### Given records:
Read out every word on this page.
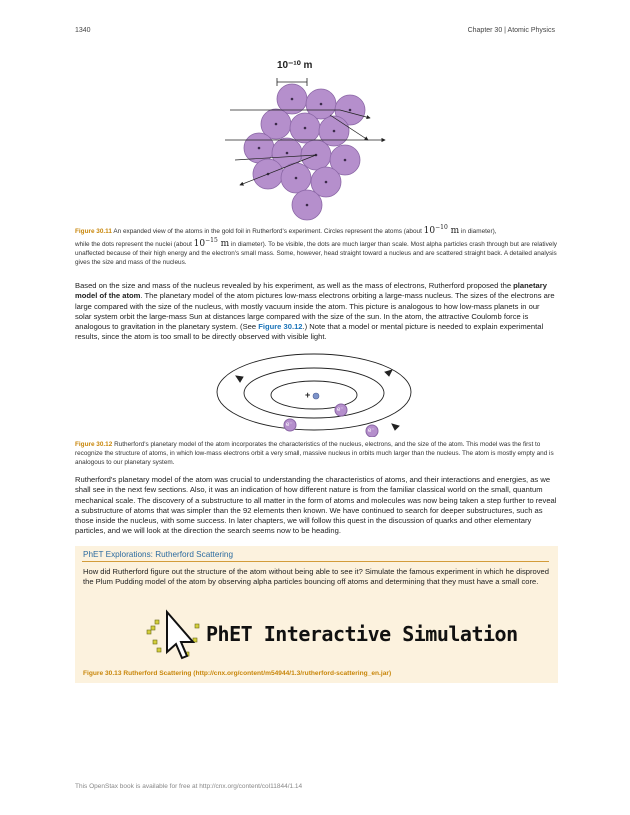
1340	Chapter 30 | Atomic Physics
10⁻¹⁰ m

Figure 30.11 An expanded view of the atoms in the gold foil in Rutherford's experiment. Circles represent the atoms (about $10^{-10}$ m in diameter),
while the dots represent the nuclei (about $10^{-15}$ m in diameter). To be visible, the dots are much larger than scale. Most alpha particles crash through but are relatively unaffected because of their high energy and the electron's small mass. Some, however, head straight toward a nucleus and are scattered straight back. A detailed analysis gives the size and mass of the nucleus.

Based on the size and mass of the nucleus revealed by his experiment, as well as the mass of electrons, Rutherford proposed the planetary model of the atom. The planetary model of the atom pictures low-mass electrons orbiting a large-mass nucleus. The sizes of the electrons are large compared with the size of the nucleus, with mostly vacuum inside the atom. This picture is analogous to how low-mass planets in our solar system orbit the large-mass Sun at distances large compared with the size of the sun. In the atom, the attractive Coulomb force is analogous to gravitation in the planetary system. (See Figure 30.12.) Note that a model or mental picture is needed to explain experimental results, since the atom is too small to be directly observed with visible light.

+
e⁻
e⁻
e⁻

Figure 30.12 Rutherford's planetary model of the atom incorporates the characteristics of the nucleus, electrons, and the size of the atom. This model was the first to recognize the structure of atoms, in which low-mass electrons orbit a very small, massive nucleus in orbits much larger than the nucleus. The atom is mostly empty and is analogous to our planetary system.

Rutherford's planetary model of the atom was crucial to understanding the characteristics of atoms, and their interactions and energies, as we shall see in the next few sections. Also, it was an indication of how different nature is from the familiar classical world on the small, quantum mechanical scale. The discovery of a substructure to all matter in the form of atoms and molecules was now being taken a step further to reveal a substructure of atoms that was simpler than the 92 elements then known. We have continued to search for deeper substructures, such as those inside the nucleus, with some success. In later chapters, we will follow this quest in the discussion of quarks and other elementary particles, and we will look at the direction the search seems now to be heading.

PhET Explorations: Rutherford Scattering

How did Rutherford figure out the structure of the atom without being able to see it? Simulate the famous experiment in which he disproved the Plum Pudding model of the atom by observing alpha particles bouncing off atoms and determining that they must have a small core.

PhET Interactive Simulation
Figure 30.13 Rutherford Scattering (http://cnx.org/content/m54944/1.3/rutherford-scattering_en.jar)
This OpenStax book is available for free at http://cnx.org/content/col11844/1.14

### Problem description:
Go through the records and show every line with the string "diameter" in it.

### Finished answer:
Figure 30.11 An expanded view of the atoms in the gold foil in Rutherford's experiment. Circles represent the atoms (about $10^{-10}$ m in diameter),
while the dots represent the nuclei (about $10^{-15}$ m in diameter). To be visible, the dots are much larger than scale. Most alpha particles crash through but are relatively unaffected because of their high energy and the electron's small mass. Some, however, head straight toward a nucleus and are scattered straight back. A detailed analysis gives the size and mass of the nucleus.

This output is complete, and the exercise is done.